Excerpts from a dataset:
************

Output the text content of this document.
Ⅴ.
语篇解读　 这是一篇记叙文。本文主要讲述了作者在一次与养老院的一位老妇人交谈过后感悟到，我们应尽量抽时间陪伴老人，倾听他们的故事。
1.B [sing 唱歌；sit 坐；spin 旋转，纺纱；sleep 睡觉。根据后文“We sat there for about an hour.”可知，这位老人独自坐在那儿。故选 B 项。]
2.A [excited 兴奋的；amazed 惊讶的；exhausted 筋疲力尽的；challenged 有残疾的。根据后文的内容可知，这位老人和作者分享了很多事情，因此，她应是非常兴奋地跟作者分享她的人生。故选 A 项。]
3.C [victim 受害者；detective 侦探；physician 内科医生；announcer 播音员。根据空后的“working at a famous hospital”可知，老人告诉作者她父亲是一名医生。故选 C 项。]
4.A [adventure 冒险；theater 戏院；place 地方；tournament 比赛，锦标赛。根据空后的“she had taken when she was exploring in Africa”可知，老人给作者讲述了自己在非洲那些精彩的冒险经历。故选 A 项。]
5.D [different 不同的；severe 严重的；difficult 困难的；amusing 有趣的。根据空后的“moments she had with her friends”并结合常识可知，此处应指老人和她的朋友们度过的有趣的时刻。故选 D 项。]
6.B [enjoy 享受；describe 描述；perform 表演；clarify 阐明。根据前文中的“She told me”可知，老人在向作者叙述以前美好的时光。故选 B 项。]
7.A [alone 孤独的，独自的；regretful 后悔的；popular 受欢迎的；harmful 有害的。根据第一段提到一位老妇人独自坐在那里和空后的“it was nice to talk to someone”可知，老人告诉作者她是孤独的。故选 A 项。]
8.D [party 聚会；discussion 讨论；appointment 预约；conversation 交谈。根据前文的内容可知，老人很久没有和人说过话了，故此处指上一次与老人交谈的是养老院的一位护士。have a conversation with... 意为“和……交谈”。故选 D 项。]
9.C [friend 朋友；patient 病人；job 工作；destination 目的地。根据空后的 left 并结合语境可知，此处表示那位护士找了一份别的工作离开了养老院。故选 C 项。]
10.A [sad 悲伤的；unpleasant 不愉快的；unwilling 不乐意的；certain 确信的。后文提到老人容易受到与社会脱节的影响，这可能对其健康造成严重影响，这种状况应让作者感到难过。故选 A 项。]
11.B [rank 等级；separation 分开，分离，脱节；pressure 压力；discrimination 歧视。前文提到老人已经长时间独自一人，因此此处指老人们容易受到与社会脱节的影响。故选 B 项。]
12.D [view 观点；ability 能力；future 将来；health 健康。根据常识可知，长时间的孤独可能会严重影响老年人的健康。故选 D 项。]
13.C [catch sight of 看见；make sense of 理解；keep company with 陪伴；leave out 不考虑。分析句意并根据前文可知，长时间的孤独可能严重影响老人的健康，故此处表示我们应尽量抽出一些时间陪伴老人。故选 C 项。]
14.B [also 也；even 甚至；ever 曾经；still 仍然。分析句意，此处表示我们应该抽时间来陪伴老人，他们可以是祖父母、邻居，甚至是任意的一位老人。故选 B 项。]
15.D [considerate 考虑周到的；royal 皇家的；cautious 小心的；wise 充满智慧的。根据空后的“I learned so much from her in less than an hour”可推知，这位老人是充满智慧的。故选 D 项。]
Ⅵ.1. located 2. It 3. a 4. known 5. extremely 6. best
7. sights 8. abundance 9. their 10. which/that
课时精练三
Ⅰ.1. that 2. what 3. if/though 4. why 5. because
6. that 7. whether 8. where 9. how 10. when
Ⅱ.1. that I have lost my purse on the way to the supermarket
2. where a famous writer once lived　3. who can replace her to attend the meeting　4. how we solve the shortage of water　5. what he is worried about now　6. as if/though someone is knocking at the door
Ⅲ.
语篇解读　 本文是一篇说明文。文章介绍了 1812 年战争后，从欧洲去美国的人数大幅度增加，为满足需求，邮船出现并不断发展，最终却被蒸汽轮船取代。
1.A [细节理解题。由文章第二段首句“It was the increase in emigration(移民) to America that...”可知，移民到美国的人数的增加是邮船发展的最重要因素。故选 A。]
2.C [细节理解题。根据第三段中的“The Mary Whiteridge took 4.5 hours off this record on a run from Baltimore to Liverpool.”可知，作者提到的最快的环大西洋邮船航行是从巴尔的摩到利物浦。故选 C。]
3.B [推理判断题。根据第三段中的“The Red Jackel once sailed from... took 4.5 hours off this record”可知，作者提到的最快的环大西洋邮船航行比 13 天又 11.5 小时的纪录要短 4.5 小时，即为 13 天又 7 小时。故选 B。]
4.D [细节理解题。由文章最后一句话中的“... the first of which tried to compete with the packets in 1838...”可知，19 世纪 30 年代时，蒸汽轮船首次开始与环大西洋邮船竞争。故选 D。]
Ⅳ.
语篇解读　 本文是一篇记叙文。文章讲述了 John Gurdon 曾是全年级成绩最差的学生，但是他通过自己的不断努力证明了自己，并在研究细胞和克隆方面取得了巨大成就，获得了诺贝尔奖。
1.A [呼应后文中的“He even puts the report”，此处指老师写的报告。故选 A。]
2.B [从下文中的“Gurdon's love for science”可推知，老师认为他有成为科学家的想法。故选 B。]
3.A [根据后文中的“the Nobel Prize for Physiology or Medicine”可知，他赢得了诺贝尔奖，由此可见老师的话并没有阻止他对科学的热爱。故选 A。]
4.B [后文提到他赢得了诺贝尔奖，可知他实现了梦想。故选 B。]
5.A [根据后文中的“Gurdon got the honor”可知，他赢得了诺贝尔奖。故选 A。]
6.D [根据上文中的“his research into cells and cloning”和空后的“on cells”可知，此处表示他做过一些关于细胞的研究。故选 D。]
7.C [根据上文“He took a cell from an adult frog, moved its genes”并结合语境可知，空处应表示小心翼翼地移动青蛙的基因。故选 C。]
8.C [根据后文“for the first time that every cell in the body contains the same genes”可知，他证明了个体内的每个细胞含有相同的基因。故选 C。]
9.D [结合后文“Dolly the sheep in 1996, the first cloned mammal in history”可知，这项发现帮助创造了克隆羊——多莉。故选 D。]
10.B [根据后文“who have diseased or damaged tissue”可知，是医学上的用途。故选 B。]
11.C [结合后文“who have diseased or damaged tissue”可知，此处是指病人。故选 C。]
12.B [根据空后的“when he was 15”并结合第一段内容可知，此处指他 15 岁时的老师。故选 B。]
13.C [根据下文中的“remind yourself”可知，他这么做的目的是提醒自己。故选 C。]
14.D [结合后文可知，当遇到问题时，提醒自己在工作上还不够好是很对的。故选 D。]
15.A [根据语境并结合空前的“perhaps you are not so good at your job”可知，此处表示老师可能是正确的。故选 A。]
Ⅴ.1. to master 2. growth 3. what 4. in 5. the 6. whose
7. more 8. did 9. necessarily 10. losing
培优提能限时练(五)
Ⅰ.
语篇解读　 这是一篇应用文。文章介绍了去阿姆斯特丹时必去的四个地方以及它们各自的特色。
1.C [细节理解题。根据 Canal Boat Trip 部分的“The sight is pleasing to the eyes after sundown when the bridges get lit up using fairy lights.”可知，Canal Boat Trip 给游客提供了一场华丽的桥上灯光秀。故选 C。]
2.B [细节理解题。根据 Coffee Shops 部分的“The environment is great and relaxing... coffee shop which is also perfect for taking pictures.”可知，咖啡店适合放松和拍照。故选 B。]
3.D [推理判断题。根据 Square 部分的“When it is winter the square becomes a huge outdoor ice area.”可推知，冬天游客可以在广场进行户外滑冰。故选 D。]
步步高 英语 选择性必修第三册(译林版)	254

************

Work order: The data, all of it, should be transcribed exactly.

Problem solution:
Output the text content of this document.
Ⅴ.
语篇解读　 这是一篇记叙文。本文主要讲述了作者在一次与养老院的一位老妇人交谈过后感悟到，我们应尽量抽时间陪伴老人，倾听他们的故事。
1.B [sing 唱歌；sit 坐；spin 旋转，纺纱；sleep 睡觉。根据后文“We sat there for about an hour.”可知，这位老人独自坐在那儿。故选 B 项。]
2.A [excited 兴奋的；amazed 惊讶的；exhausted 筋疲力尽的；challenged 有残疾的。根据后文的内容可知，这位老人和作者分享了很多事情，因此，她应是非常兴奋地跟作者分享她的人生。故选 A 项。]
3.C [victim 受害者；detective 侦探；physician 内科医生；announcer 播音员。根据空后的“working at a famous hospital”可知，老人告诉作者她父亲是一名医生。故选 C 项。]
4.A [adventure 冒险；theater 戏院；place 地方；tournament 比赛，锦标赛。根据空后的“she had taken when she was exploring in Africa”可知，老人给作者讲述了自己在非洲那些精彩的冒险经历。故选 A 项。]
5.D [different 不同的；severe 严重的；difficult 困难的；amusing 有趣的。根据空后的“moments she had with her friends”并结合常识可知，此处应指老人和她的朋友们度过的有趣的时刻。故选 D 项。]
6.B [enjoy 享受；describe 描述；perform 表演；clarify 阐明。根据前文中的“She told me”可知，老人在向作者叙述以前美好的时光。故选 B 项。]
7.A [alone 孤独的，独自的；regretful 后悔的；popular 受欢迎的；harmful 有害的。根据第一段提到一位老妇人独自坐在那里和空后的“it was nice to talk to someone”可知，老人告诉作者她是孤独的。故选 A 项。]
8.D [party 聚会；discussion 讨论；appointment 预约；conversation 交谈。根据前文的内容可知，老人很久没有和人说过话了，故此处指上一次与老人交谈的是养老院的一位护士。have a conversation with... 意为“和……交谈”。故选 D 项。]
9.C [friend 朋友；patient 病人；job 工作；destination 目的地。根据空后的 left 并结合语境可知，此处表示那位护士找了一份别的工作离开了养老院。故选 C 项。]
10.A [sad 悲伤的；unpleasant 不愉快的；unwilling 不乐意的；certain 确信的。后文提到老人容易受到与社会脱节的影响，这可能对其健康造成严重影响，这种状况应让作者感到难过。故选 A 项。]
11.B [rank 等级；separation 分开，分离，脱节；pressure 压力；discrimination 歧视。前文提到老人已经长时间独自一人，因此此处指老人们容易受到与社会脱节的影响。故选 B 项。]
12.D [view 观点；ability 能力；future 将来；health 健康。根据常识可知，长时间的孤独可能会严重影响老年人的健康。故选 D 项。]
13.C [catch sight of 看见；make sense of 理解；keep company with 陪伴；leave out 不考虑。分析句意并根据前文可知，长时间的孤独可能严重影响老人的健康，故此处表示我们应尽量抽出一些时间陪伴老人。故选 C 项。]
14.B [also 也；even 甚至；ever 曾经；still 仍然。分析句意，此处表示我们应该抽时间来陪伴老人，他们可以是祖父母、邻居，甚至是任意的一位老人。故选 B 项。]
15.D [considerate 考虑周到的；royal 皇家的；cautious 小心的；wise 充满智慧的。根据空后的“I learned so much from her in less than an hour”可推知，这位老人是充满智慧的。故选 D 项。]
Ⅵ.1. located 2. It 3. a 4. known 5. extremely 6. best
7. sights 8. abundance 9. their 10. which/that
课时精练三
Ⅰ.1. that 2. what 3. if/though 4. why 5. because
6. that 7. whether 8. where 9. how 10. when
Ⅱ.1. that I have lost my purse on the way to the supermarket
2. where a famous writer once lived　3. who can replace her to attend the meeting　4. how we solve the shortage of water　5. what he is worried about now　6. as if/though someone is knocking at the door
Ⅲ.
语篇解读　 本文是一篇说明文。文章介绍了 1812 年战争后，从欧洲去美国的人数大幅度增加，为满足需求，邮船出现并不断发展，最终却被蒸汽轮船取代。
1.A [细节理解题。由文章第二段首句“It was the increase in emigration(移民) to America that...”可知，移民到美国的人数的增加是邮船发展的最重要因素。故选 A。]
2.C [细节理解题。根据第三段中的“The Mary Whiteridge took 4.5 hours off this record on a run from Baltimore to Liverpool.”可知，作者提到的最快的环大西洋邮船航行是从巴尔的摩到利物浦。故选 C。]
3.B [推理判断题。根据第三段中的“The Red Jackel once sailed from... took 4.5 hours off this record”可知，作者提到的最快的环大西洋邮船航行比 13 天又 11.5 小时的纪录要短 4.5 小时，即为 13 天又 7 小时。故选 B。]
4.D [细节理解题。由文章最后一句话中的“... the first of which tried to compete with the packets in 1838...”可知，19 世纪 30 年代时，蒸汽轮船首次开始与环大西洋邮船竞争。故选 D。]
Ⅳ.
语篇解读　 本文是一篇记叙文。文章讲述了 John Gurdon 曾是全年级成绩最差的学生，但是他通过自己的不断努力证明了自己，并在研究细胞和克隆方面取得了巨大成就，获得了诺贝尔奖。
1.A [呼应后文中的“He even puts the report”，此处指老师写的报告。故选 A。]
2.B [从下文中的“Gurdon's love for science”可推知，老师认为他有成为科学家的想法。故选 B。]
3.A [根据后文中的“the Nobel Prize for Physiology or Medicine”可知，他赢得了诺贝尔奖，由此可见老师的话并没有阻止他对科学的热爱。故选 A。]
4.B [后文提到他赢得了诺贝尔奖，可知他实现了梦想。故选 B。]
5.A [根据后文中的“Gurdon got the honor”可知，他赢得了诺贝尔奖。故选 A。]
6.D [根据上文中的“his research into cells and cloning”和空后的“on cells”可知，此处表示他做过一些关于细胞的研究。故选 D。]
7.C [根据上文“He took a cell from an adult frog, moved its genes”并结合语境可知，空处应表示小心翼翼地移动青蛙的基因。故选 C。]
8.C [根据后文“for the first time that every cell in the body contains the same genes”可知，他证明了个体内的每个细胞含有相同的基因。故选 C。]
9.D [结合后文“Dolly the sheep in 1996, the first cloned mammal in history”可知，这项发现帮助创造了克隆羊——多莉。故选 D。]
10.B [根据后文“who have diseased or damaged tissue”可知，是医学上的用途。故选 B。]
11.C [结合后文“who have diseased or damaged tissue”可知，此处是指病人。故选 C。]
12.B [根据空后的“when he was 15”并结合第一段内容可知，此处指他 15 岁时的老师。故选 B。]
13.C [根据下文中的“remind yourself”可知，他这么做的目的是提醒自己。故选 C。]
14.D [结合后文可知，当遇到问题时，提醒自己在工作上还不够好是很对的。故选 D。]
15.A [根据语境并结合空前的“perhaps you are not so good at your job”可知，此处表示老师可能是正确的。故选 A。]
Ⅴ.1. to master 2. growth 3. what 4. in 5. the 6. whose
7. more 8. did 9. necessarily 10. losing
培优提能限时练(五)
Ⅰ.
语篇解读　 这是一篇应用文。文章介绍了去阿姆斯特丹时必去的四个地方以及它们各自的特色。
1.C [细节理解题。根据 Canal Boat Trip 部分的“The sight is pleasing to the eyes after sundown when the bridges get lit up using fairy lights.”可知，Canal Boat Trip 给游客提供了一场华丽的桥上灯光秀。故选 C。]
2.B [细节理解题。根据 Coffee Shops 部分的“The environment is great and relaxing... coffee shop which is also perfect for taking pictures.”可知，咖啡店适合放松和拍照。故选 B。]
3.D [推理判断题。根据 Square 部分的“When it is winter the square becomes a huge outdoor ice area.”可推知，冬天游客可以在广场进行户外滑冰。故选 D。]
步步高 英语 选择性必修第三册(译林版)	254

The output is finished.